#### The task:
Put these lines into a JSON list of strings, with one string for each line and blank lines left out.

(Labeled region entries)
▼
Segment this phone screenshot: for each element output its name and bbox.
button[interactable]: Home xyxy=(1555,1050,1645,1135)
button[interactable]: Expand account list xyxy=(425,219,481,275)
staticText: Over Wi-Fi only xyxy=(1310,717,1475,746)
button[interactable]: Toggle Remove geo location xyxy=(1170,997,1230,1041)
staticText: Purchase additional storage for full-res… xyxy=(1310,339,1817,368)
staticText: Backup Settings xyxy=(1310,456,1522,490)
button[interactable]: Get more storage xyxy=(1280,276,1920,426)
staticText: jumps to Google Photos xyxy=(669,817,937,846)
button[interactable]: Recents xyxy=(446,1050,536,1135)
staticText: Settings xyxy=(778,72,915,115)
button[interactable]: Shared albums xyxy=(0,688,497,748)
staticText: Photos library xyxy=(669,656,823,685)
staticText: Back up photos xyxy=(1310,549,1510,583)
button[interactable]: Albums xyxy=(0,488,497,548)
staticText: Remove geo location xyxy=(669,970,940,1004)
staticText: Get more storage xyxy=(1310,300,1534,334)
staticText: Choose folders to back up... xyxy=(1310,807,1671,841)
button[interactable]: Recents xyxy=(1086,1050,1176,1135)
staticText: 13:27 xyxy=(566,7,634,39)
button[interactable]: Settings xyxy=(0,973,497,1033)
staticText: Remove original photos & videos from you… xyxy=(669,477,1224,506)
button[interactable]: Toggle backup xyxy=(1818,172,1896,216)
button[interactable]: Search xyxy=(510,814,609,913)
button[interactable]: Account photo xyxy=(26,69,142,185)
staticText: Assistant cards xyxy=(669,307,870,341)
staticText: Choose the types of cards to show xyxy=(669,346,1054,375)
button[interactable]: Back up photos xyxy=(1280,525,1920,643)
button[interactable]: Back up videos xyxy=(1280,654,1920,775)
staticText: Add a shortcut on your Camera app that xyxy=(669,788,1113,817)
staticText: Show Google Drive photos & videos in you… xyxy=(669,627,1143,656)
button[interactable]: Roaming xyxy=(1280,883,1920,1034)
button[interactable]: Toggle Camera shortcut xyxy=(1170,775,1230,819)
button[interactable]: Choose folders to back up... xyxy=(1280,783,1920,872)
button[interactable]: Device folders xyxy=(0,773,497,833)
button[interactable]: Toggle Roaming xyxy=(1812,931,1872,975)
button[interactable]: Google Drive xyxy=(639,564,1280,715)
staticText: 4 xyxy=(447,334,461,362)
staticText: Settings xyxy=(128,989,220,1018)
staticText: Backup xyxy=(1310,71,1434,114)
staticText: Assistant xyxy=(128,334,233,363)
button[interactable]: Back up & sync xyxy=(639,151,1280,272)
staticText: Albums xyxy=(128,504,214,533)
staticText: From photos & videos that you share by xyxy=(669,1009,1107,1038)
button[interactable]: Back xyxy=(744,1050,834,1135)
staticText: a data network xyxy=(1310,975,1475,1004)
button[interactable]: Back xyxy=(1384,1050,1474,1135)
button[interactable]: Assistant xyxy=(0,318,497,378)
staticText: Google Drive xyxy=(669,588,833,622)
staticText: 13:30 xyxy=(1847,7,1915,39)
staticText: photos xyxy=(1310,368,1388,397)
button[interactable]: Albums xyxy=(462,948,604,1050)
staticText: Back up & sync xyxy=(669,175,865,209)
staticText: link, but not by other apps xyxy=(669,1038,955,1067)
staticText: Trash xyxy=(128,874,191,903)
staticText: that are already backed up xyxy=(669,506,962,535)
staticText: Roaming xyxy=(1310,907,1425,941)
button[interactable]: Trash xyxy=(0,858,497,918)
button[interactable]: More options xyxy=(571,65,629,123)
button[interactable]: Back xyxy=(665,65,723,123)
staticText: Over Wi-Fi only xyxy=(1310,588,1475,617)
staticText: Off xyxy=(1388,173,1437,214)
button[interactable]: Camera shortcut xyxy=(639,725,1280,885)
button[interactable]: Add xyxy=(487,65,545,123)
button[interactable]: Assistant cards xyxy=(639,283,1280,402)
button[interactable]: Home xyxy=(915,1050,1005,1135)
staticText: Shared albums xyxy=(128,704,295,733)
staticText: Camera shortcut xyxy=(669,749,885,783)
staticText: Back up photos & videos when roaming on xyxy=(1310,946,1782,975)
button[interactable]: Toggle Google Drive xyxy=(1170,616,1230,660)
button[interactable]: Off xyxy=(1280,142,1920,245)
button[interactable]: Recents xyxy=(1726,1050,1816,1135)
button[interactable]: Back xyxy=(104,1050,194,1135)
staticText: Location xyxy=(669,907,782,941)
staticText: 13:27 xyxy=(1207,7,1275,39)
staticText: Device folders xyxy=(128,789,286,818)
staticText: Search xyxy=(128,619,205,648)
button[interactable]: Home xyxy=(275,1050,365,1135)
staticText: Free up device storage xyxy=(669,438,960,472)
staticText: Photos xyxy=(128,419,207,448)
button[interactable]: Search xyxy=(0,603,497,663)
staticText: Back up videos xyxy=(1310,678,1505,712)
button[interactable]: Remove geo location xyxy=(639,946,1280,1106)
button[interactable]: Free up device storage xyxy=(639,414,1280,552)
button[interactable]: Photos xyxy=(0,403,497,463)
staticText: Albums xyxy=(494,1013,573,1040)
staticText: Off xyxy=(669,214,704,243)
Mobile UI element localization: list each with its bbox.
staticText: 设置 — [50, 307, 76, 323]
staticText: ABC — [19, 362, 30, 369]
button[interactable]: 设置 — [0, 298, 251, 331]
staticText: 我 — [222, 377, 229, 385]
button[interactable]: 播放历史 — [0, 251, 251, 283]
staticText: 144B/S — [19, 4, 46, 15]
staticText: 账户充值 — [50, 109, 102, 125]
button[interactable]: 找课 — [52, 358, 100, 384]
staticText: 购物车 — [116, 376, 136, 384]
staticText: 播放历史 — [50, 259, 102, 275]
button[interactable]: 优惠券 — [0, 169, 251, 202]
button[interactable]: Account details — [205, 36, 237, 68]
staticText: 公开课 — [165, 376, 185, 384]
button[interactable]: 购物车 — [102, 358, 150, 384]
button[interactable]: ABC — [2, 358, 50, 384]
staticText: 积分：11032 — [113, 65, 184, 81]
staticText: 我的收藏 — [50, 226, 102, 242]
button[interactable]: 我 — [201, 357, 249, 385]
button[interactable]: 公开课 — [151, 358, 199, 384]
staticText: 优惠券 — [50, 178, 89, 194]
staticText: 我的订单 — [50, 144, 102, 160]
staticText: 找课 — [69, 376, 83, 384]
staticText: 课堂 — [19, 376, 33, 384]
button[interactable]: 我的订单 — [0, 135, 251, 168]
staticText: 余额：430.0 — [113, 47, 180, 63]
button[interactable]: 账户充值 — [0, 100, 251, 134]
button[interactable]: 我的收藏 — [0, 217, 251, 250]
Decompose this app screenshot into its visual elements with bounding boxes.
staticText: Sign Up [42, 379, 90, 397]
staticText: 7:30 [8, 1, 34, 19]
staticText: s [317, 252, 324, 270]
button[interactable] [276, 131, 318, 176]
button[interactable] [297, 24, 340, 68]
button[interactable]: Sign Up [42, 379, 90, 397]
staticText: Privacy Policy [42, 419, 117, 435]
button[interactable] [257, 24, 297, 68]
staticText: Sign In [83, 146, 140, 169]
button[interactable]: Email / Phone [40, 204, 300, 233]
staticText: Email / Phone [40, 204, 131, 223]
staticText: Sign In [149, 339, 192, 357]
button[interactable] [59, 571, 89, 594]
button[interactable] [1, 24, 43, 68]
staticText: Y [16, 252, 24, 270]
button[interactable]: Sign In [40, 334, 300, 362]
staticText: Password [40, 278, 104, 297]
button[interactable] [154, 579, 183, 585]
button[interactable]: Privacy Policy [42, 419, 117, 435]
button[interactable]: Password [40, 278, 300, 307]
▲
#### Complete output:
[
  "Segment this phone screenshot: for each element output its name and bbox.",
  "button[interactable]: Home xyxy=(1555,1050,1645,1135)",
  "button[interactable]: Expand account list xyxy=(425,219,481,275)",
  "staticText: Over Wi-Fi only xyxy=(1310,717,1475,746)",
  "button[interactable]: Toggle Remove geo location xyxy=(1170,997,1230,1041)",
  "staticText: Purchase additional storage for full-res… xyxy=(1310,339,1817,368)",
  "staticText: Backup Settings xyxy=(1310,456,1522,490)",
  "button[interactable]: Get more storage xyxy=(1280,276,1920,426)",
  "staticText: jumps to Google Photos xyxy=(669,817,937,846)",
  "button[interactable]: Recents xyxy=(446,1050,536,1135)",
  "staticText: Settings xyxy=(778,72,915,115)",
  "button[interactable]: Shared albums xyxy=(0,688,497,748)",
  "staticText: Photos library xyxy=(669,656,823,685)",
  "staticText: Back up photos xyxy=(1310,549,1510,583)",
  "button[interactable]: Albums xyxy=(0,488,497,548)",
  "staticText: Remove geo location xyxy=(669,970,940,1004)",
  "staticText: Get more storage xyxy=(1310,300,1534,334)",
  "staticText: Choose folders to back up... xyxy=(1310,807,1671,841)",
  "button[interactable]: Recents xyxy=(1086,1050,1176,1135)",
  "staticText: 13:27 xyxy=(566,7,634,39)",
  "button[interactable]: Settings xyxy=(0,973,497,1033)",
  "staticText: Remove original photos & videos from you… xyxy=(669,477,1224,506)",
  "button[interactable]: Toggle backup xyxy=(1818,172,1896,216)",
  "button[interactable]: Search xyxy=(510,814,609,913)",
  "button[interactable]: Account photo xyxy=(26,69,142,185)",
  "staticText: Assistant cards xyxy=(669,307,870,341)",
  "staticText: Choose the types of cards to show xyxy=(669,346,1054,375)",
  "button[interactable]: Back up photos xyxy=(1280,525,1920,643)",
  "button[interactable]: Back up videos xyxy=(1280,654,1920,775)",
  "staticText: Add a shortcut on your Camera app that xyxy=(669,788,1113,817)",
  "staticText: Show Google Drive photos & videos in you… xyxy=(669,627,1143,656)",
  "button[interactable]: Roaming xyxy=(1280,883,1920,1034)",
  "button[interactable]: Toggle Camera shortcut xyxy=(1170,775,1230,819)",
  "button[interactable]: Choose folders to back up... xyxy=(1280,783,1920,872)",
  "button[interactable]: Device folders xyxy=(0,773,497,833)",
  "button[interactable]: Toggle Roaming xyxy=(1812,931,1872,975)",
  "button[interactable]: Google Drive xyxy=(639,564,1280,715)",
  "staticText: 4 xyxy=(447,334,461,362)",
  "staticText: Settings xyxy=(128,989,220,1018)",
  "staticText: Backup xyxy=(1310,71,1434,114)",
  "staticText: Assistant xyxy=(128,334,233,363)",
  "button[interactable]: Back up & sync xyxy=(639,151,1280,272)",
  "staticText: Albums xyxy=(128,504,214,533)",
  "staticText: From photos & videos that you share by xyxy=(669,1009,1107,1038)",
  "button[interactable]: Back xyxy=(744,1050,834,1135)",
  "staticText: a data network xyxy=(1310,975,1475,1004)",
  "button[interactable]: Back xyxy=(1384,1050,1474,1135)",
  "button[interactable]: Assistant xyxy=(0,318,497,378)",
  "staticText: Google Drive xyxy=(669,588,833,622)",
  "staticText: 13:30 xyxy=(1847,7,1915,39)",
  "staticText: photos xyxy=(1310,368,1388,397)",
  "button[interactable]: Albums xyxy=(462,948,604,1050)",
  "staticText: Back up & sync xyxy=(669,175,865,209)",
  "staticText: link, but not by other apps xyxy=(669,1038,955,1067)",
  "staticText: Trash xyxy=(128,874,191,903)",
  "staticText: that are already backed up xyxy=(669,506,962,535)",
  "staticText: Roaming xyxy=(1310,907,1425,941)",
  "button[interactable]: Trash xyxy=(0,858,497,918)",
  "button[interactable]: More options xyxy=(571,65,629,123)",
  "button[interactable]: Back xyxy=(665,65,723,123)",
  "staticText: Over Wi-Fi only xyxy=(1310,588,1475,617)",
  "staticText: Off xyxy=(1388,173,1437,214)",
  "button[interactable]: Camera shortcut xyxy=(639,725,1280,885)",
  "button[interactable]: Add xyxy=(487,65,545,123)",
  "button[interactable]: Assistant cards xyxy=(639,283,1280,402)",
  "button[interactable]: Home xyxy=(915,1050,1005,1135)",
  "staticText: Shared albums xyxy=(128,704,295,733)",
  "staticText: Camera shortcut xyxy=(669,749,885,783)",
  "staticText: Back up photos & videos when roaming on xyxy=(1310,946,1782,975)",
  "button[interactable]: Toggle Google Drive xyxy=(1170,616,1230,660)",
  "button[interactable]: Off xyxy=(1280,142,1920,245)",
  "button[interactable]: Recents xyxy=(1726,1050,1816,1135)",
  "button[interactable]: Back xyxy=(104,1050,194,1135)",
  "staticText: Location xyxy=(669,907,782,941)",
  "staticText: 13:27 xyxy=(1207,7,1275,39)",
  "staticText: Device folders xyxy=(128,789,286,818)",
  "staticText: Search xyxy=(128,619,205,648)",
  "button[interactable]: Home xyxy=(275,1050,365,1135)",
  "staticText: Free up device storage xyxy=(669,438,960,472)",
  "staticText: Photos xyxy=(128,419,207,448)",
  "button[interactable]: Search xyxy=(0,603,497,663)",
  "staticText: Back up videos xyxy=(1310,678,1505,712)",
  "button[interactable]: Remove geo location xyxy=(639,946,1280,1106)",
  "button[interactable]: Free up device storage xyxy=(639,414,1280,552)",
  "button[interactable]: Photos xyxy=(0,403,497,463)",
  "staticText: Albums xyxy=(494,1013,573,1040)",
  "staticText: Off xyxy=(669,214,704,243)",
  "Mobile UI element localization: list each with its bbox.",
  "staticText: 设置 — [50, 307, 76, 323]",
  "staticText: ABC — [19, 362, 30, 369]",
  "button[interactable]: 设置 — [0, 298, 251, 331]",
  "staticText: 我 — [222, 377, 229, 385]",
  "button[interactable]: 播放历史 — [0, 251, 251, 283]",
  "staticText: 144B/S — [19, 4, 46, 15]",
  "staticText: 账户充值 — [50, 109, 102, 125]",
  "button[interactable]: 找课 — [52, 358, 100, 384]",
  "staticText: 购物车 — [116, 376, 136, 384]",
  "staticText: 播放历史 — [50, 259, 102, 275]",
  "button[interactable]: 优惠券 — [0, 169, 251, 202]",
  "button[interactable]: Account details — [205, 36, 237, 68]",
  "staticText: 公开课 — [165, 376, 185, 384]",
  "button[interactable]: 购物车 — [102, 358, 150, 384]",
  "button[interactable]: ABC — [2, 358, 50, 384]",
  "staticText: 积分：11032 — [113, 65, 184, 81]",
  "staticText: 我的收藏 — [50, 226, 102, 242]",
  "button[interactable]: 我 — [201, 357, 249, 385]",
  "button[interactable]: 公开课 — [151, 358, 199, 384]",
  "staticText: 优惠券 — [50, 178, 89, 194]",
  "staticText: 我的订单 — [50, 144, 102, 160]",
  "staticText: 找课 — [69, 376, 83, 384]",
  "staticText: 课堂 — [19, 376, 33, 384]",
  "button[interactable]: 我的订单 — [0, 135, 251, 168]",
  "staticText: 余额：430.0 — [113, 47, 180, 63]",
  "button[interactable]: 账户充值 — [0, 100, 251, 134]",
  "button[interactable]: 我的收藏 — [0, 217, 251, 250]",
  "Decompose this app screenshot into its visual elements with bounding boxes.",
  "staticText: Sign Up [42, 379, 90, 397]",
  "staticText: 7:30 [8, 1, 34, 19]",
  "staticText: s [317, 252, 324, 270]",
  "button[interactable] [276, 131, 318, 176]",
  "button[interactable] [297, 24, 340, 68]",
  "button[interactable]: Sign Up [42, 379, 90, 397]",
  "staticText: Privacy Policy [42, 419, 117, 435]",
  "button[interactable] [257, 24, 297, 68]",
  "staticText: Sign In [83, 146, 140, 169]",
  "button[interactable]: Email / Phone [40, 204, 300, 233]",
  "staticText: Email / Phone [40, 204, 131, 223]",
  "staticText: Sign In [149, 339, 192, 357]",
  "button[interactable] [59, 571, 89, 594]",
  "button[interactable] [1, 24, 43, 68]",
  "staticText: Y [16, 252, 24, 270]",
  "button[interactable]: Sign In [40, 334, 300, 362]",
  "staticText: Password [40, 278, 104, 297]",
  "button[interactable] [154, 579, 183, 585]",
  "button[interactable]: Privacy Policy [42, 419, 117, 435]",
  "button[interactable]: Password [40, 278, 300, 307]"
]